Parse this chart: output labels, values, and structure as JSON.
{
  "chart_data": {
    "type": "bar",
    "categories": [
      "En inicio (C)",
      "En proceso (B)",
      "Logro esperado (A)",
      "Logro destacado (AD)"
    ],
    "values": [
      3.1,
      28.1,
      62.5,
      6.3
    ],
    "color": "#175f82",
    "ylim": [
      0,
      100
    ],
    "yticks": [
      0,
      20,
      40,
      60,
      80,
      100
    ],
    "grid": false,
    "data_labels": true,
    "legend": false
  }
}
================================
The exercise:
From the data above, show each line that contains "values".

Solved problem:
Parse this chart: output labels, values, and structure as JSON.
    "values": [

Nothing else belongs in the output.